> **What you need to do**: Review the lines that follow and copy each one that contains the word "screenshot".

> **Data rows**:
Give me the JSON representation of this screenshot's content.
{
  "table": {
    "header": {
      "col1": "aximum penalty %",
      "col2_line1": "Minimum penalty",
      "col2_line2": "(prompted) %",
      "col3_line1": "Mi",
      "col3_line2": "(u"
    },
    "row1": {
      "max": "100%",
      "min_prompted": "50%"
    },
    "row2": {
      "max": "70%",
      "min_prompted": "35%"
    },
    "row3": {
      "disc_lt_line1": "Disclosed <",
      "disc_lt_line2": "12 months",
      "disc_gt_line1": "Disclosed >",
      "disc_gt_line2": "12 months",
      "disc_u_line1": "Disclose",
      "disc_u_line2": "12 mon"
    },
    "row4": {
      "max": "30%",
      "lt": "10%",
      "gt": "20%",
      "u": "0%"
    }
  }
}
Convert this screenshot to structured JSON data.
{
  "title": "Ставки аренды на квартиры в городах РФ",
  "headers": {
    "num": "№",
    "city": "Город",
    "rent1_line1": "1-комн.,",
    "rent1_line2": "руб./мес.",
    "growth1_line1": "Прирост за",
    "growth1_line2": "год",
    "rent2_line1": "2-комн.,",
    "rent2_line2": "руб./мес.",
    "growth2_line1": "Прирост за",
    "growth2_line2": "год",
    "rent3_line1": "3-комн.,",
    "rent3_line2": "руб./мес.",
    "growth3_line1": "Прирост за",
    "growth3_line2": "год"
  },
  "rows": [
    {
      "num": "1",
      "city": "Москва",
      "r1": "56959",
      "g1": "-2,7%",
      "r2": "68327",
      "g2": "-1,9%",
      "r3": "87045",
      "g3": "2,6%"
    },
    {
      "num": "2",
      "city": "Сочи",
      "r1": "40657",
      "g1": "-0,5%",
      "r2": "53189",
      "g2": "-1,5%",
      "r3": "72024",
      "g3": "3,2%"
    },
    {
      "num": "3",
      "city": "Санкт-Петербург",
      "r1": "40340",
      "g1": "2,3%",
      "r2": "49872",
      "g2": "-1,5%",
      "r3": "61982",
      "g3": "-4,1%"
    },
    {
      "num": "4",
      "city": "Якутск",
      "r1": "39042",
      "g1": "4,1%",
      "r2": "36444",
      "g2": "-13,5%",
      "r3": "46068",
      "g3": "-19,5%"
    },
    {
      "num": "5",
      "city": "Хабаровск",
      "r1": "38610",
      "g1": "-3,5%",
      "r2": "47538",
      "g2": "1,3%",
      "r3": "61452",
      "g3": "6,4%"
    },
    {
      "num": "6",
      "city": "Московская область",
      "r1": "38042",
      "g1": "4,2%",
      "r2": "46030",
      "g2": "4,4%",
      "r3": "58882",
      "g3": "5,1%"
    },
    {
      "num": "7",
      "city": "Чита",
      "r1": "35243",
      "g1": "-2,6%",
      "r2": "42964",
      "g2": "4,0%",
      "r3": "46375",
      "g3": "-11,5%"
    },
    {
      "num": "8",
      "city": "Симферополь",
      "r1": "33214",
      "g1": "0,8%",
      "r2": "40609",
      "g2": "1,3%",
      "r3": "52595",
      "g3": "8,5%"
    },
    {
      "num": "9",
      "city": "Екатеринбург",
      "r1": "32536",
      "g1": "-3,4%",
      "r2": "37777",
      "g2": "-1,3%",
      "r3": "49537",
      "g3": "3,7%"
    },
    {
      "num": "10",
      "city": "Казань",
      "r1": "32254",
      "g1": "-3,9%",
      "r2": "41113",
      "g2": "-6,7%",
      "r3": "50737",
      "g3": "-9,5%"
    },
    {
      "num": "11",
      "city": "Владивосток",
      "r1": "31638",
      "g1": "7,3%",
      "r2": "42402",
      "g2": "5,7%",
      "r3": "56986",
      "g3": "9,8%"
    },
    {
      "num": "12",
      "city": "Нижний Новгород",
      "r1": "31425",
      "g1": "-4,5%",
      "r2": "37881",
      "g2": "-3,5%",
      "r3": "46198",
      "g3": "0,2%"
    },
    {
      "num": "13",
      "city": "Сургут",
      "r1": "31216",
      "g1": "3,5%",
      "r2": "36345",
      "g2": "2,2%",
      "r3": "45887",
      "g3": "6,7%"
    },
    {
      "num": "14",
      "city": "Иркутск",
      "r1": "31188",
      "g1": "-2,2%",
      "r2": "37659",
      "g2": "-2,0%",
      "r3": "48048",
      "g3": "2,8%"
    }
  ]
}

--

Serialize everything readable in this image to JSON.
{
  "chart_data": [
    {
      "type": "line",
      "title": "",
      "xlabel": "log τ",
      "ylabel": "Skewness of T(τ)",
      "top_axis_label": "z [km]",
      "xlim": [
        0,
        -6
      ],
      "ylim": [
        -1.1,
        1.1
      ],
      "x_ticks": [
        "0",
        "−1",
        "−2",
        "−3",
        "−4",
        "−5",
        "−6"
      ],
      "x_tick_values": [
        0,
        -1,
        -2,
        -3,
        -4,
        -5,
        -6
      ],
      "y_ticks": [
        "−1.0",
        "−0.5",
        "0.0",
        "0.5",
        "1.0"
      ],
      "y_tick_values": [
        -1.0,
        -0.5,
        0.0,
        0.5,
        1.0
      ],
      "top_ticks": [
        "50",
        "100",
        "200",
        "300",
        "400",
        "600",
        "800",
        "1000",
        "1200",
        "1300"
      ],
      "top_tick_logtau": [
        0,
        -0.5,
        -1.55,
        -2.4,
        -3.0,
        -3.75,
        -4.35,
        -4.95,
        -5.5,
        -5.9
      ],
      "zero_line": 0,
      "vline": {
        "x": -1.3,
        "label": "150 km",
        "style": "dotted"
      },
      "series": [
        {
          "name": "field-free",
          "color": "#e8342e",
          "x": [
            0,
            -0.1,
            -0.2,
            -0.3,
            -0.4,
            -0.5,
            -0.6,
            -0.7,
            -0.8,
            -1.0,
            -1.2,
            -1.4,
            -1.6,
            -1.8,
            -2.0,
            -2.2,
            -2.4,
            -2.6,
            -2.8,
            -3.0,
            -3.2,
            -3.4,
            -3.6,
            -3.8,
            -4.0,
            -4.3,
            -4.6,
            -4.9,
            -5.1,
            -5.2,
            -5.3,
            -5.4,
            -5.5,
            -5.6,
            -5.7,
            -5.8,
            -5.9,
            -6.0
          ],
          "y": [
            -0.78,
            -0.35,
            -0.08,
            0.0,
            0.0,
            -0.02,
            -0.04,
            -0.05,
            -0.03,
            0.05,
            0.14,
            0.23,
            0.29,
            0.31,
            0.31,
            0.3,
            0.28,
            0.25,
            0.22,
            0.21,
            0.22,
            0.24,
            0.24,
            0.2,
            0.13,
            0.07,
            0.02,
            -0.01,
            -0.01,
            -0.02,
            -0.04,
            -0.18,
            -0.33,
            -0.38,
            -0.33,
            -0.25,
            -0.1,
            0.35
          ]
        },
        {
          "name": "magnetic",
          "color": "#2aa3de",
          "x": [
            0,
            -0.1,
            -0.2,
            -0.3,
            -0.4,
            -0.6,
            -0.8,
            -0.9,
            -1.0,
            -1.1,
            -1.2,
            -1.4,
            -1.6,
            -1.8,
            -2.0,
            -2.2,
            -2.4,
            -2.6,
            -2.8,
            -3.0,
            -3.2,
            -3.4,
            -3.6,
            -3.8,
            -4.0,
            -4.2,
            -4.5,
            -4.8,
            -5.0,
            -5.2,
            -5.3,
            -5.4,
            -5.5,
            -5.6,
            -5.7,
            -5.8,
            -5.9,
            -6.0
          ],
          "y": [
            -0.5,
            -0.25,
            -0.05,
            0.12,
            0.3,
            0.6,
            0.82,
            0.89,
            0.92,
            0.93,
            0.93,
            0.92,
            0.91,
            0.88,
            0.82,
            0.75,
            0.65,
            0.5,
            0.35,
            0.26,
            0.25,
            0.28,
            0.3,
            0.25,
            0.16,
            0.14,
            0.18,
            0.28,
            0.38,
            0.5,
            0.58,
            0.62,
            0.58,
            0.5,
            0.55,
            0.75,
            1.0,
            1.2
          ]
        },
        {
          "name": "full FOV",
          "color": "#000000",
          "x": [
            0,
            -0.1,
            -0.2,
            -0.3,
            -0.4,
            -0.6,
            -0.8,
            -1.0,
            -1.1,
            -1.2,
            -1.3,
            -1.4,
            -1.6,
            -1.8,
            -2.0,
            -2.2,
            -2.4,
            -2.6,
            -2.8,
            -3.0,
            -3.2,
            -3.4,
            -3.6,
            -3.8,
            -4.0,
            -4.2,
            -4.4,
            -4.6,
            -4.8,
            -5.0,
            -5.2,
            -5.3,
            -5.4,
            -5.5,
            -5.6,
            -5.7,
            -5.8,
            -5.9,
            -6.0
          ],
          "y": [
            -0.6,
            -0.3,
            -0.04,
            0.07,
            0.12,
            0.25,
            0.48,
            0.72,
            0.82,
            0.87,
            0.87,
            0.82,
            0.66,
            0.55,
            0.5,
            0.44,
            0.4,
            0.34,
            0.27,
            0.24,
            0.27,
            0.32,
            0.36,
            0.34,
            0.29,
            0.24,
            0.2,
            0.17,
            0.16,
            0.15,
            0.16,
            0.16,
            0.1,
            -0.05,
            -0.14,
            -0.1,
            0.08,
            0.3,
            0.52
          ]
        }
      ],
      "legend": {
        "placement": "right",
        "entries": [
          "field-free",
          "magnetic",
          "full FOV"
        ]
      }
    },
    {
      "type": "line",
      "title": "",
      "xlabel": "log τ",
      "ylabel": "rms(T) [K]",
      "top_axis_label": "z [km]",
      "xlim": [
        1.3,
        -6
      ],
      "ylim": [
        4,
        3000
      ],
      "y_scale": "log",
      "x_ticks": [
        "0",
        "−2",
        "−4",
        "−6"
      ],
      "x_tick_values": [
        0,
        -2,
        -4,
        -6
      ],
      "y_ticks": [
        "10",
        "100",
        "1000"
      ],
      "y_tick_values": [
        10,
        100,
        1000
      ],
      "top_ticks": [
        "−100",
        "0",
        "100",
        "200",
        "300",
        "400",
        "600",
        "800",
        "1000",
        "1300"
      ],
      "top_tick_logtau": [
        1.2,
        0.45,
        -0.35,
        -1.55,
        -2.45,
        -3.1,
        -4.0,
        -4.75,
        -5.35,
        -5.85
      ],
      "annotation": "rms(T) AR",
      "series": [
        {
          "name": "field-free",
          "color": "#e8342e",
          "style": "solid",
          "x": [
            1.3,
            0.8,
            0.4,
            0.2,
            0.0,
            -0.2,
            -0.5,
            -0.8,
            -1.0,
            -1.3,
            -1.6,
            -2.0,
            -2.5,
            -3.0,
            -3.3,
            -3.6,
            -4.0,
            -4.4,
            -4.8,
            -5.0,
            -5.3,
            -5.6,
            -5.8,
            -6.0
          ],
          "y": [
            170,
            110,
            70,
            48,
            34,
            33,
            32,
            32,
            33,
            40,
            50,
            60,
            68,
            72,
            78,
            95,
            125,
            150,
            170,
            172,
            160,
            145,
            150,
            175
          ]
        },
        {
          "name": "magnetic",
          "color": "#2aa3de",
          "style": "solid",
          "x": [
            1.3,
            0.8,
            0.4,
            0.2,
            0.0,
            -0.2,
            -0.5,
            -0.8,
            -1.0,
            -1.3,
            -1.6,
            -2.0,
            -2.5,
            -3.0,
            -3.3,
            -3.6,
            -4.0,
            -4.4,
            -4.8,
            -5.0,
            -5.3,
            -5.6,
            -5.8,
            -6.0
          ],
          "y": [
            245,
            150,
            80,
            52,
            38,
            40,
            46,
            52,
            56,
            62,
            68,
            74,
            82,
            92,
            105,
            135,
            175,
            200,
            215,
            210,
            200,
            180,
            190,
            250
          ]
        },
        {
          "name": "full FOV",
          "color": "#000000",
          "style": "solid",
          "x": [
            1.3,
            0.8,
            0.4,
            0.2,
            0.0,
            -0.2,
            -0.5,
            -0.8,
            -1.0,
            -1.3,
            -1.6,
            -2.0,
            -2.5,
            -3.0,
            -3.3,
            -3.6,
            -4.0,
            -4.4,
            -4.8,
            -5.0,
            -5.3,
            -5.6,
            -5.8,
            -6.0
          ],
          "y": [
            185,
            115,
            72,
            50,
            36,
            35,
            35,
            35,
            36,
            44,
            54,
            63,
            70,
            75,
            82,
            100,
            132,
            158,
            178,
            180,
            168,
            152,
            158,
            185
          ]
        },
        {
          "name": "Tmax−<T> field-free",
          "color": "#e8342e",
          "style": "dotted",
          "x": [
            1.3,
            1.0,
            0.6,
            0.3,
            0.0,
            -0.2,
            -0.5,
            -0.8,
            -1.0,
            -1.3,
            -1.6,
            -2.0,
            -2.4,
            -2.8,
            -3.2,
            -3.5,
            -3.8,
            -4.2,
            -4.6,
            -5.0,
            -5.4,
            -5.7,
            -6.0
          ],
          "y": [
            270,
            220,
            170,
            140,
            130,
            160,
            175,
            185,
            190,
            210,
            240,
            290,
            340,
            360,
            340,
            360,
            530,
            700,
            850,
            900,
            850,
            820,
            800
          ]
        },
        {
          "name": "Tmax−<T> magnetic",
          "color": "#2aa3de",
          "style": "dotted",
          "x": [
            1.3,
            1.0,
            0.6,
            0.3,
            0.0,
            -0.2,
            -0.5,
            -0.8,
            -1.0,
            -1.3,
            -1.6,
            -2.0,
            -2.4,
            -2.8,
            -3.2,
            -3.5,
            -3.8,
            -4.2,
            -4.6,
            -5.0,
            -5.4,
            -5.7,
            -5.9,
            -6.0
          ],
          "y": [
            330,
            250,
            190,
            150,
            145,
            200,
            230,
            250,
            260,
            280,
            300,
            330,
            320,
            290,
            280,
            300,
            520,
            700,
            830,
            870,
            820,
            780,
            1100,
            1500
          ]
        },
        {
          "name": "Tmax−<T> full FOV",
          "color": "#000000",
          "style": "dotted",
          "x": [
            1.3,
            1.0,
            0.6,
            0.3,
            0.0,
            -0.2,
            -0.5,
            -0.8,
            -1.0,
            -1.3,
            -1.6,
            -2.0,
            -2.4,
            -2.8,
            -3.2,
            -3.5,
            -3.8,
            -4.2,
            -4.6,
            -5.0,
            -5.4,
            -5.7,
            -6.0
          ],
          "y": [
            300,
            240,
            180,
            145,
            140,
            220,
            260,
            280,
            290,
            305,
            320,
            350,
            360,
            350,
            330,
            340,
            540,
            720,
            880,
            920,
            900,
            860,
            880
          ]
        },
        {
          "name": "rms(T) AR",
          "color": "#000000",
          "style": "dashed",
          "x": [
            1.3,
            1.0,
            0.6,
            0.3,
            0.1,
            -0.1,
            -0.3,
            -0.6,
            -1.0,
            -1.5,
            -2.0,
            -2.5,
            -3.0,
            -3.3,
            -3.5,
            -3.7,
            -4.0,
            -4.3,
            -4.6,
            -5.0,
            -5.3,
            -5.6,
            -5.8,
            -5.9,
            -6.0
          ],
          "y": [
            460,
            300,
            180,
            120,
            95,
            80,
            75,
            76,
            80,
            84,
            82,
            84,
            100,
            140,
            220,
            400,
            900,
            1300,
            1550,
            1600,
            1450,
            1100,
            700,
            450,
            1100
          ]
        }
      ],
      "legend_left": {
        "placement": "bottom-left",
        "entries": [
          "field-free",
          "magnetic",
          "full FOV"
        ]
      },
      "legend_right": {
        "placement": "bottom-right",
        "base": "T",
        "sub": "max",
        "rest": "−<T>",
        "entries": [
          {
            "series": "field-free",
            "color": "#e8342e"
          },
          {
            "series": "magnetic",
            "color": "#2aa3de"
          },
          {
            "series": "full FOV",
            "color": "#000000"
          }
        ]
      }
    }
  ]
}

> **Result**:
Give me the JSON representation of this screenshot's content.
Convert this screenshot to structured JSON data.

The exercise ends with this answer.